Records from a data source
■ ■ ■ ■
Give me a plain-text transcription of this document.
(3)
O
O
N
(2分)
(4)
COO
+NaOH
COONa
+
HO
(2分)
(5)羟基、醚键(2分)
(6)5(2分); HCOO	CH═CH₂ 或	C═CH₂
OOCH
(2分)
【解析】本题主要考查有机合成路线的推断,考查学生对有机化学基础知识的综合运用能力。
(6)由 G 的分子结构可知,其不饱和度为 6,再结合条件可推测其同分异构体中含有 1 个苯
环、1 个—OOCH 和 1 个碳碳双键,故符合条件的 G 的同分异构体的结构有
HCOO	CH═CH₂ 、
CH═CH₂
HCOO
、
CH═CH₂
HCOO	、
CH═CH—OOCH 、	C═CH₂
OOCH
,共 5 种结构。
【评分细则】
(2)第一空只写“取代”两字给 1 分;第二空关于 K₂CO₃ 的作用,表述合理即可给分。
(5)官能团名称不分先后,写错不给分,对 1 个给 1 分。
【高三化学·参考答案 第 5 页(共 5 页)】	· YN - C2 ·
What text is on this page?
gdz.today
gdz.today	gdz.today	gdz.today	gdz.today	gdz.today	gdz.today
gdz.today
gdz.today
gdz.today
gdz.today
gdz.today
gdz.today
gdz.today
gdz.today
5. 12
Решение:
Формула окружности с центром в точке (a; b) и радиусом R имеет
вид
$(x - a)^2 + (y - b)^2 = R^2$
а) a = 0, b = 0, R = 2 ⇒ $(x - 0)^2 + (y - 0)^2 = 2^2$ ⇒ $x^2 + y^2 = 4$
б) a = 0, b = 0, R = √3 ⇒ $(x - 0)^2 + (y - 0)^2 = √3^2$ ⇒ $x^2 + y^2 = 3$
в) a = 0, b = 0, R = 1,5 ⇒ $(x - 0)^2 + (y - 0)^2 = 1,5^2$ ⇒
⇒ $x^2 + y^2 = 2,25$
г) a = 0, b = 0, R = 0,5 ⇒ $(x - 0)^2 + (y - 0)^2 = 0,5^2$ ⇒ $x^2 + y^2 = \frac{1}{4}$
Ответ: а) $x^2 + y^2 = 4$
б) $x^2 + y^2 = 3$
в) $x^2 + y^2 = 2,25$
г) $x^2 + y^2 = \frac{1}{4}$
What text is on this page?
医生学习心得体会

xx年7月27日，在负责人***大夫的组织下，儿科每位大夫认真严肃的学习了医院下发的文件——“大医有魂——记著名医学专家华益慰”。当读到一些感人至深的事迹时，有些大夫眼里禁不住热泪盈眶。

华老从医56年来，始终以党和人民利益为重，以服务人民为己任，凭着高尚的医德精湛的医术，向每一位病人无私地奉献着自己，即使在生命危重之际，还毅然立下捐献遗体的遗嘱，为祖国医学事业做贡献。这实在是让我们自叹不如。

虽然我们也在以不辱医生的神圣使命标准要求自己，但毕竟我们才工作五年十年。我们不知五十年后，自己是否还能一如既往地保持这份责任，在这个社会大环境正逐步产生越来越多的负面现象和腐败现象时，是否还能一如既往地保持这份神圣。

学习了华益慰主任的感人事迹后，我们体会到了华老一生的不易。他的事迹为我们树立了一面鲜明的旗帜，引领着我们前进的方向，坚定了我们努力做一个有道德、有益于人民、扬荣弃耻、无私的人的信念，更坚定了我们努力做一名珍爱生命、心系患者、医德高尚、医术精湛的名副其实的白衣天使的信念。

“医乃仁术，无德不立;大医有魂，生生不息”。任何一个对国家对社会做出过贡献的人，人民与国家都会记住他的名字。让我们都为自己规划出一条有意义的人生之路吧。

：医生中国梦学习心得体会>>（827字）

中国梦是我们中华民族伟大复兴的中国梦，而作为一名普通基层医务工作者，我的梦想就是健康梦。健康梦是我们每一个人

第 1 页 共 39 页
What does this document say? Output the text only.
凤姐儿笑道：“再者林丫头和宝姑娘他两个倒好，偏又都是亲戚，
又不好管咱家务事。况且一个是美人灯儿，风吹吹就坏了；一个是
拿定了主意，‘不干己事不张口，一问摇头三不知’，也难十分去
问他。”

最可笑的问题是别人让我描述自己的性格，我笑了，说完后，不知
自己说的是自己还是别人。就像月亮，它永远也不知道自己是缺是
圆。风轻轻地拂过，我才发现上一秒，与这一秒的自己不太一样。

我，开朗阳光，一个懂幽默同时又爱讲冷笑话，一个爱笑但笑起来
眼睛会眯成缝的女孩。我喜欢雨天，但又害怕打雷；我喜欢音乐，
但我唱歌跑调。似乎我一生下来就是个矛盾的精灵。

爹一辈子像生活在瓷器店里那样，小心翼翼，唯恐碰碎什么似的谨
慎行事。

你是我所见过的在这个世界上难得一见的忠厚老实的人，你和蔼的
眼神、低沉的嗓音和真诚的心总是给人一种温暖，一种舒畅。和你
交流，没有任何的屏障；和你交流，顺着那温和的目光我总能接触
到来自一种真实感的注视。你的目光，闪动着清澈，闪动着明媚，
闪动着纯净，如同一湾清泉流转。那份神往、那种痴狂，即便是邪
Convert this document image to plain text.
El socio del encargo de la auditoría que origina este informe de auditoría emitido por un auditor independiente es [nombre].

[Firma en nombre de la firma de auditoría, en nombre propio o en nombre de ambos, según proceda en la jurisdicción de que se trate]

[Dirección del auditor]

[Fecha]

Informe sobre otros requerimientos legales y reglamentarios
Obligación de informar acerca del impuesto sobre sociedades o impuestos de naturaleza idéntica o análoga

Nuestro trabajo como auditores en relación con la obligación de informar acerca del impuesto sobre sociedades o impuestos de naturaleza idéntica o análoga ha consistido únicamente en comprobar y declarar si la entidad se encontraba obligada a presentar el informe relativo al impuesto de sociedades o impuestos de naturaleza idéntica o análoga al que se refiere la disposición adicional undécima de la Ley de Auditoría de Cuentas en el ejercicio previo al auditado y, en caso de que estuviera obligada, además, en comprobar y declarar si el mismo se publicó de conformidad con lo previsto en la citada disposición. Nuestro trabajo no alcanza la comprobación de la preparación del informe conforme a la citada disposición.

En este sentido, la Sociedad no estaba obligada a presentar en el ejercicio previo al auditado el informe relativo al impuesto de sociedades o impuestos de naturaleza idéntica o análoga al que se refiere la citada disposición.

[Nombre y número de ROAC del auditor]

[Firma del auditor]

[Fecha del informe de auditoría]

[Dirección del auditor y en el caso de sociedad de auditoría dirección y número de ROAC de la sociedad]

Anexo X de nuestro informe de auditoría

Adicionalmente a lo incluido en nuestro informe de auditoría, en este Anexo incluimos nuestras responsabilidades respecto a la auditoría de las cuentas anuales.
■ ■ ■ ■
> **Directive**
Pull out all lines from the entries above that include the word "ROAC".

> **Result of this exercise**
[Nombre y número de ROAC del auditor]
[Dirección del auditor y en el caso de sociedad de auditoría dirección y número de ROAC de la sociedad]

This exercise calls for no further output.